### What to do
Quote every line of the material beneath this one.

==== Data in this exercise ====

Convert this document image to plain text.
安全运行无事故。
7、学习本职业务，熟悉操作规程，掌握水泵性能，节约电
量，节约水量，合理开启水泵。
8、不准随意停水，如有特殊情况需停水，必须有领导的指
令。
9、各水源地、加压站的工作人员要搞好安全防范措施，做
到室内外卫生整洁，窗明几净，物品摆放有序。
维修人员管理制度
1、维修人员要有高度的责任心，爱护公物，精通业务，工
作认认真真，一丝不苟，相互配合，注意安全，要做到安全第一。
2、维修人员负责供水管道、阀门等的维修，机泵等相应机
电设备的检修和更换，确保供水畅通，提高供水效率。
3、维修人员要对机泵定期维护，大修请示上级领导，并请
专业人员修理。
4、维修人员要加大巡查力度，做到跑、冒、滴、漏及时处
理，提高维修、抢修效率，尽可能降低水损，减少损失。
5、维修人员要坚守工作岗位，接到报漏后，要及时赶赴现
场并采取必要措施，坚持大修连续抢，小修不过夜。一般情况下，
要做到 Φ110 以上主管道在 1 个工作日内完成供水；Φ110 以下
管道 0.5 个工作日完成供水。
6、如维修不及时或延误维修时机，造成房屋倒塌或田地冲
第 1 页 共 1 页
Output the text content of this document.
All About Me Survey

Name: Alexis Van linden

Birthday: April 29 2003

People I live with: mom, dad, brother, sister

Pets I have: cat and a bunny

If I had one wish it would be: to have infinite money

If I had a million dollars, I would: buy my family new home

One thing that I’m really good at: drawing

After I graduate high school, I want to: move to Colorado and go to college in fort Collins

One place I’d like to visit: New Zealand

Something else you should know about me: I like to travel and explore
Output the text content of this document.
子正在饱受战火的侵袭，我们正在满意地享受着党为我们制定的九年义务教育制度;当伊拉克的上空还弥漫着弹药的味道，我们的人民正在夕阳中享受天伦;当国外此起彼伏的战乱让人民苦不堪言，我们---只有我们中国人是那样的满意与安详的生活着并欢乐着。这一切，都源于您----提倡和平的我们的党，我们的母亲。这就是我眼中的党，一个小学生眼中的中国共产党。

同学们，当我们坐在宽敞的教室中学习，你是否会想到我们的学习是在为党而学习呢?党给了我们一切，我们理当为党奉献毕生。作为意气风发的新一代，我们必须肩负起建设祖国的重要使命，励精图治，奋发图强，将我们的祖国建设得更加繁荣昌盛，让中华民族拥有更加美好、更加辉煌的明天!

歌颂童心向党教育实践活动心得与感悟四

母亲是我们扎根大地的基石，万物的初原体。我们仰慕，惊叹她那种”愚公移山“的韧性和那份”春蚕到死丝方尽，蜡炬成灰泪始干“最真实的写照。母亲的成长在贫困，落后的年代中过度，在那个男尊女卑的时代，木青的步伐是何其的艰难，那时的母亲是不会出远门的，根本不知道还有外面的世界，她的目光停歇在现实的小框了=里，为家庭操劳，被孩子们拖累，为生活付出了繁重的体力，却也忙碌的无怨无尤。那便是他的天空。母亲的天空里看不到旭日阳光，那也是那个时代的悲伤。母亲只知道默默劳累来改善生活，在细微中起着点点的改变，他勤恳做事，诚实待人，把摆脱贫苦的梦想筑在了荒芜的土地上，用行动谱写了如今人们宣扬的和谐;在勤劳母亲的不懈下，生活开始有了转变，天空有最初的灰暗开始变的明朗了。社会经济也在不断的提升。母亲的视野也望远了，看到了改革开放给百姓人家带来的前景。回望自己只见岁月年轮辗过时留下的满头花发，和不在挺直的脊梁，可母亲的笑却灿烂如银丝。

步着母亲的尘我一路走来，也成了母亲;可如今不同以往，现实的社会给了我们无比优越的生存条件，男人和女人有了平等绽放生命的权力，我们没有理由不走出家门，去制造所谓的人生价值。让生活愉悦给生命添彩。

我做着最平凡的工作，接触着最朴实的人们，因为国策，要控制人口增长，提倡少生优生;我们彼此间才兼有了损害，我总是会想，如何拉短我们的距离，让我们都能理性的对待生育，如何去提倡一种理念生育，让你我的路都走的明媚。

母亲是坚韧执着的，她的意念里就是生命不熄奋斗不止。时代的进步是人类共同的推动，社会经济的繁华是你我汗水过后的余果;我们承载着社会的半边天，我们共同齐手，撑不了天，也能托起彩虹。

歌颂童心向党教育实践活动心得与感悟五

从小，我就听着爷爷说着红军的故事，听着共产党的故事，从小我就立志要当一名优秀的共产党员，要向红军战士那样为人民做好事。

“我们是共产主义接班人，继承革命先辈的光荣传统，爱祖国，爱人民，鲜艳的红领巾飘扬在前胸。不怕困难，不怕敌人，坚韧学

====

### Result
Convert this document image to plain text.
安全运行无事故。
7、学习本职业务，熟悉操作规程，掌握水泵性能，节约电
量，节约水量，合理开启水泵。
8、不准随意停水，如有特殊情况需停水，必须有领导的指
令。
9、各水源地、加压站的工作人员要搞好安全防范措施，做
到室内外卫生整洁，窗明几净，物品摆放有序。
维修人员管理制度
1、维修人员要有高度的责任心，爱护公物，精通业务，工
作认认真真，一丝不苟，相互配合，注意安全，要做到安全第一。
2、维修人员负责供水管道、阀门等的维修，机泵等相应机
电设备的检修和更换，确保供水畅通，提高供水效率。
3、维修人员要对机泵定期维护，大修请示上级领导，并请
专业人员修理。
4、维修人员要加大巡查力度，做到跑、冒、滴、漏及时处
理，提高维修、抢修效率，尽可能降低水损，减少损失。
5、维修人员要坚守工作岗位，接到报漏后，要及时赶赴现
场并采取必要措施，坚持大修连续抢，小修不过夜。一般情况下，
要做到 Φ110 以上主管道在 1 个工作日内完成供水；Φ110 以下
管道 0.5 个工作日完成供水。
6、如维修不及时或延误维修时机，造成房屋倒塌或田地冲
第 1 页 共 1 页
Output the text content of this document.
All About Me Survey

Name: Alexis Van linden

Birthday: April 29 2003

People I live with: mom, dad, brother, sister

Pets I have: cat and a bunny

If I had one wish it would be: to have infinite money

If I had a million dollars, I would: buy my family new home

One thing that I’m really good at: drawing

After I graduate high school, I want to: move to Colorado and go to college in fort Collins

One place I’d like to visit: New Zealand

Something else you should know about me: I like to travel and explore
Output the text content of this document.
子正在饱受战火的侵袭，我们正在满意地享受着党为我们制定的九年义务教育制度;当伊拉克的上空还弥漫着弹药的味道，我们的人民正在夕阳中享受天伦;当国外此起彼伏的战乱让人民苦不堪言，我们---只有我们中国人是那样的满意与安详的生活着并欢乐着。这一切，都源于您----提倡和平的我们的党，我们的母亲。这就是我眼中的党，一个小学生眼中的中国共产党。

同学们，当我们坐在宽敞的教室中学习，你是否会想到我们的学习是在为党而学习呢?党给了我们一切，我们理当为党奉献毕生。作为意气风发的新一代，我们必须肩负起建设祖国的重要使命，励精图治，奋发图强，将我们的祖国建设得更加繁荣昌盛，让中华民族拥有更加美好、更加辉煌的明天!

歌颂童心向党教育实践活动心得与感悟四

母亲是我们扎根大地的基石，万物的初原体。我们仰慕，惊叹她那种”愚公移山“的韧性和那份”春蚕到死丝方尽，蜡炬成灰泪始干“最真实的写照。母亲的成长在贫困，落后的年代中过度，在那个男尊女卑的时代，木青的步伐是何其的艰难，那时的母亲是不会出远门的，根本不知道还有外面的世界，她的目光停歇在现实的小框了=里，为家庭操劳，被孩子们拖累，为生活付出了繁重的体力，却也忙碌的无怨无尤。那便是他的天空。母亲的天空里看不到旭日阳光，那也是那个时代的悲伤。母亲只知道默默劳累来改善生活，在细微中起着点点的改变，他勤恳做事，诚实待人，把摆脱贫苦的梦想筑在了荒芜的土地上，用行动谱写了如今人们宣扬的和谐;在勤劳母亲的不懈下，生活开始有了转变，天空有最初的灰暗开始变的明朗了。社会经济也在不断的提升。母亲的视野也望远了，看到了改革开放给百姓人家带来的前景。回望自己只见岁月年轮辗过时留下的满头花发，和不在挺直的脊梁，可母亲的笑却灿烂如银丝。

步着母亲的尘我一路走来，也成了母亲;可如今不同以往，现实的社会给了我们无比优越的生存条件，男人和女人有了平等绽放生命的权力，我们没有理由不走出家门，去制造所谓的人生价值。让生活愉悦给生命添彩。

我做着最平凡的工作，接触着最朴实的人们，因为国策，要控制人口增长，提倡少生优生;我们彼此间才兼有了损害，我总是会想，如何拉短我们的距离，让我们都能理性的对待生育，如何去提倡一种理念生育，让你我的路都走的明媚。

母亲是坚韧执着的，她的意念里就是生命不熄奋斗不止。时代的进步是人类共同的推动，社会经济的繁华是你我汗水过后的余果;我们承载着社会的半边天，我们共同齐手，撑不了天，也能托起彩虹。

歌颂童心向党教育实践活动心得与感悟五

从小，我就听着爷爷说着红军的故事，听着共产党的故事，从小我就立志要当一名优秀的共产党员，要向红军战士那样为人民做好事。

“我们是共产主义接班人，继承革命先辈的光荣传统，爱祖国，爱人民，鲜艳的红领巾飘扬在前胸。不怕困难，不怕敌人，坚韧学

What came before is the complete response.